--- Excerpt from a dataset ---
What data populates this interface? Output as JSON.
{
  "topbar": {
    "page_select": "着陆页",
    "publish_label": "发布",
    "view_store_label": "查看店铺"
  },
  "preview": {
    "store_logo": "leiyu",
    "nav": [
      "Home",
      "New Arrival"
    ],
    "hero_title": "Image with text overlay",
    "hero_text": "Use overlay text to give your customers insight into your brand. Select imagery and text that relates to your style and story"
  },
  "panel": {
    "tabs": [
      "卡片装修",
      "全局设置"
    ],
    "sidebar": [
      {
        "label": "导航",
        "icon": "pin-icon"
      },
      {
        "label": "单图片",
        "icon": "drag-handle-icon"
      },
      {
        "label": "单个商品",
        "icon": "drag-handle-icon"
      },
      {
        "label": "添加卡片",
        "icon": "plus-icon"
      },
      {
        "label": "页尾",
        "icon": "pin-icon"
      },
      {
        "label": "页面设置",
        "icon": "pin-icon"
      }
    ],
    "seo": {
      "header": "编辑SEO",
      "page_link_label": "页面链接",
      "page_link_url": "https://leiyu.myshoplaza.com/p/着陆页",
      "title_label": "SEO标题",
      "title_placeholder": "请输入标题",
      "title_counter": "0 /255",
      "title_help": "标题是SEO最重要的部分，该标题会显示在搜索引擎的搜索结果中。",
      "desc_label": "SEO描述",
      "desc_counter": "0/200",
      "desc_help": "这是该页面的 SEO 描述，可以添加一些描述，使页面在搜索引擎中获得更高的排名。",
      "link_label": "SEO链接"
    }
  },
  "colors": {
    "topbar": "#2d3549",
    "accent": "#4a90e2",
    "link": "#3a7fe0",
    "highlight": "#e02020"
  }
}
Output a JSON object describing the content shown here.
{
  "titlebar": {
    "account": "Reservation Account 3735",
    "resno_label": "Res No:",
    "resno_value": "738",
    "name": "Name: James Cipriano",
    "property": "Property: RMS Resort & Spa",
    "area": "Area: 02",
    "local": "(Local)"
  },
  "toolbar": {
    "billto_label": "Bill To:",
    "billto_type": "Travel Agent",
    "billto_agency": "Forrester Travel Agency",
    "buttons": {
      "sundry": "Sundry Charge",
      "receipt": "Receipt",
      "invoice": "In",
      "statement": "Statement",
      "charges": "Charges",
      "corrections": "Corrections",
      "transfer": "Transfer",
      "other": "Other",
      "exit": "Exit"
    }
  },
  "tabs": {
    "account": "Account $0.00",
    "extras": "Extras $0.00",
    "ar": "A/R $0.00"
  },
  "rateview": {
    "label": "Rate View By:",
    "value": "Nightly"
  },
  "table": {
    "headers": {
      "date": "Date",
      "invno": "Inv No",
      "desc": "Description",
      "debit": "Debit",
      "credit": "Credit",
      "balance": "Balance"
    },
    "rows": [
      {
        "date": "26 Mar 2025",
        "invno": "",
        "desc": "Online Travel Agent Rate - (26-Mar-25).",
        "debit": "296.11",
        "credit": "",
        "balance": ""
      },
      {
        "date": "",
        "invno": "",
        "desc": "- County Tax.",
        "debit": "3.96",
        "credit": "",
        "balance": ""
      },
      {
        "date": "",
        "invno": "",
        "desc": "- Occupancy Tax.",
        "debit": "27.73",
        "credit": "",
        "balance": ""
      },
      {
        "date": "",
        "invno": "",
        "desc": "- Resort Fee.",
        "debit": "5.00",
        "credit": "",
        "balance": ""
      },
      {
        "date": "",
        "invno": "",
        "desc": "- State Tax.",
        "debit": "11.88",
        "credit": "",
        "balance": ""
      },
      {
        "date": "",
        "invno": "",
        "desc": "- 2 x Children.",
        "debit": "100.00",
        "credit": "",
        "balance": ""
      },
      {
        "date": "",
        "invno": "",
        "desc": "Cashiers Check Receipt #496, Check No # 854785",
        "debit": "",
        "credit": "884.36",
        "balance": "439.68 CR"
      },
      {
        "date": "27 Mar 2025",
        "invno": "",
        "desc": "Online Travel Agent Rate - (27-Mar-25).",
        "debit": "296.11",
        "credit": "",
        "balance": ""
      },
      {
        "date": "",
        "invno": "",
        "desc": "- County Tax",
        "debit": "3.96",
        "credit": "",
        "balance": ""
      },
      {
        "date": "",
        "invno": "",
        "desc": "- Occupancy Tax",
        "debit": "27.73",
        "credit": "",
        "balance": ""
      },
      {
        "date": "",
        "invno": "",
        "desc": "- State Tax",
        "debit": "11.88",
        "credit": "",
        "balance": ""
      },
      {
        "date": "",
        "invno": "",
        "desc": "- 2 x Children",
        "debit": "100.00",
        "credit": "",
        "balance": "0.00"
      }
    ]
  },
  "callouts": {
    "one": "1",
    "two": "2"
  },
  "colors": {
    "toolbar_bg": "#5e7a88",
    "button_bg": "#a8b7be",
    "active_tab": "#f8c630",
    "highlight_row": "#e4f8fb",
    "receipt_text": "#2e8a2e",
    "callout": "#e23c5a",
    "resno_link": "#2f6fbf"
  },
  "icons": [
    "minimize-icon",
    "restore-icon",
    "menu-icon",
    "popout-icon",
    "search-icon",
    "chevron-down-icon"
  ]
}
...
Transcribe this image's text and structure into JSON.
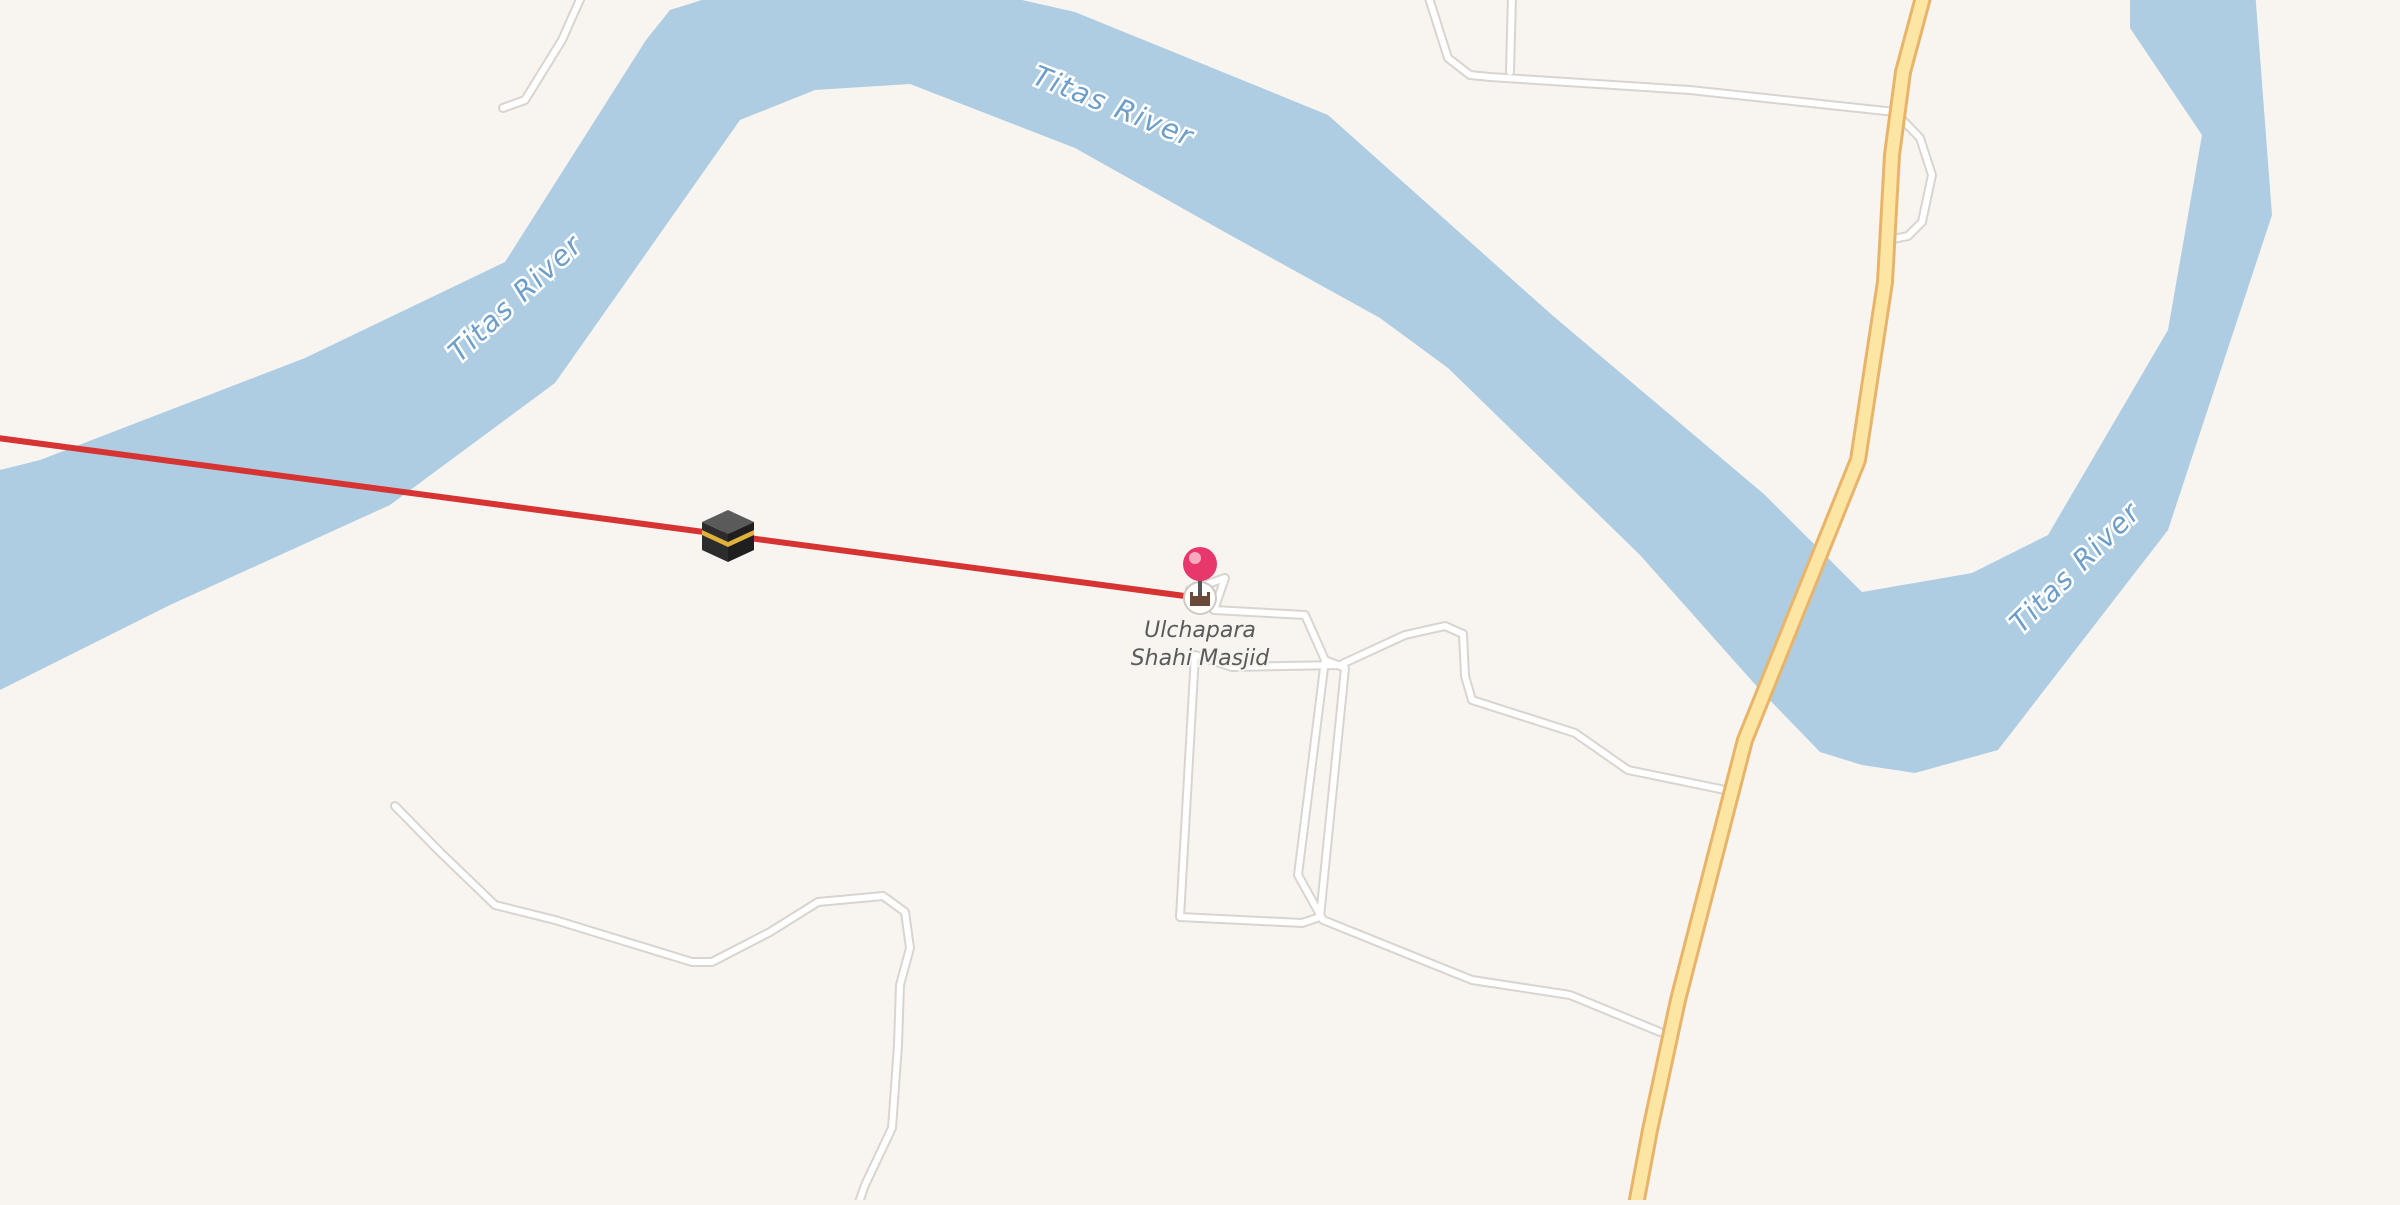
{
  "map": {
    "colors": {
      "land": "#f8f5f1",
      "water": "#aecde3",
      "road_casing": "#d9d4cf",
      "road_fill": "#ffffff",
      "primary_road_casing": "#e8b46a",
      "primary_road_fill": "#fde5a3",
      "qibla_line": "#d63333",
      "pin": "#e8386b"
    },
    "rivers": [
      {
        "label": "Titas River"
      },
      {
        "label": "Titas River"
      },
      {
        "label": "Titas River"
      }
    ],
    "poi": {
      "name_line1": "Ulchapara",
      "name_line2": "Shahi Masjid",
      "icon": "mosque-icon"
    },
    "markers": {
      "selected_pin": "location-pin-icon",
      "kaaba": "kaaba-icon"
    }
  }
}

--- EXERCISE GOAL ---
Tally the lines above that contain the word "Agent", and reply with only the number.

--- SOLUTION TO THIS EXERCISE ---
3